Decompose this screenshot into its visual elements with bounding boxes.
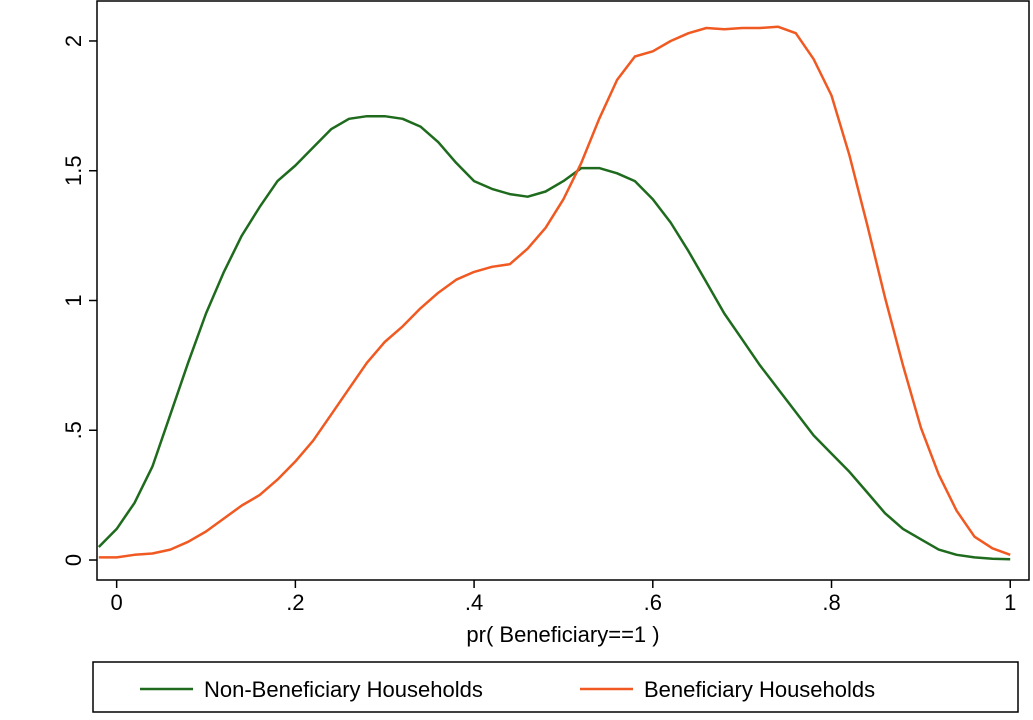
==
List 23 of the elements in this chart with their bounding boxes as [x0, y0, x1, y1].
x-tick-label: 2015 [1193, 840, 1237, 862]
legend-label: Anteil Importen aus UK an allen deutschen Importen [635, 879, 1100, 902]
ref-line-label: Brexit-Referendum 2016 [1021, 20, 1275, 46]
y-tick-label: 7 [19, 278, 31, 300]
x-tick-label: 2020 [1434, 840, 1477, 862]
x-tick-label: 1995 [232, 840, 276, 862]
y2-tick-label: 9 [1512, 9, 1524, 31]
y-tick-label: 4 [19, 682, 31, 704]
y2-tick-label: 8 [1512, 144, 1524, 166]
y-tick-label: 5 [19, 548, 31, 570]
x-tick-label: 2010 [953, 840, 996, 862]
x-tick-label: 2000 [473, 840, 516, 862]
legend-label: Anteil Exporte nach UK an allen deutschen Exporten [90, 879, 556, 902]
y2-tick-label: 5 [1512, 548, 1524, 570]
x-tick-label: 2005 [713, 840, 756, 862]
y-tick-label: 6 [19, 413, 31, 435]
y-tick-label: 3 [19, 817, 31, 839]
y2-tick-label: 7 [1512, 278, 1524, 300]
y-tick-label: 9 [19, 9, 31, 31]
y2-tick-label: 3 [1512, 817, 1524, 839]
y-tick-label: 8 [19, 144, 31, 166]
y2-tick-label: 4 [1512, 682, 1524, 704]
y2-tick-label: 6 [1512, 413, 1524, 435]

▶ PROBLEM DETAILS: Repeat the rows above word for word, everything from the line containing "List 23 of the" down to the line containing "y2-tick-label: 6 [1512, 413, 1524, 435]", with both of those lines included.

▶ TASK RESPONSE:
List 23 of the elements in this chart with their bounding boxes as [x0, y0, x1, y1].
x-tick-label: 2015 [1193, 840, 1237, 862]
legend-label: Anteil Importen aus UK an allen deutschen Importen [635, 879, 1100, 902]
ref-line-label: Brexit-Referendum 2016 [1021, 20, 1275, 46]
y-tick-label: 7 [19, 278, 31, 300]
x-tick-label: 2020 [1434, 840, 1477, 862]
x-tick-label: 1995 [232, 840, 276, 862]
y2-tick-label: 9 [1512, 9, 1524, 31]
y-tick-label: 4 [19, 682, 31, 704]
y2-tick-label: 8 [1512, 144, 1524, 166]
y-tick-label: 5 [19, 548, 31, 570]
x-tick-label: 2010 [953, 840, 996, 862]
x-tick-label: 2000 [473, 840, 516, 862]
legend-label: Anteil Exporte nach UK an allen deutschen Exporten [90, 879, 556, 902]
y2-tick-label: 5 [1512, 548, 1524, 570]
x-tick-label: 2005 [713, 840, 756, 862]
y-tick-label: 6 [19, 413, 31, 435]
y-tick-label: 3 [19, 817, 31, 839]
y2-tick-label: 7 [1512, 278, 1524, 300]
y-tick-label: 9 [19, 9, 31, 31]
y2-tick-label: 3 [1512, 817, 1524, 839]
y-tick-label: 8 [19, 144, 31, 166]
y2-tick-label: 4 [1512, 682, 1524, 704]
y2-tick-label: 6 [1512, 413, 1524, 435]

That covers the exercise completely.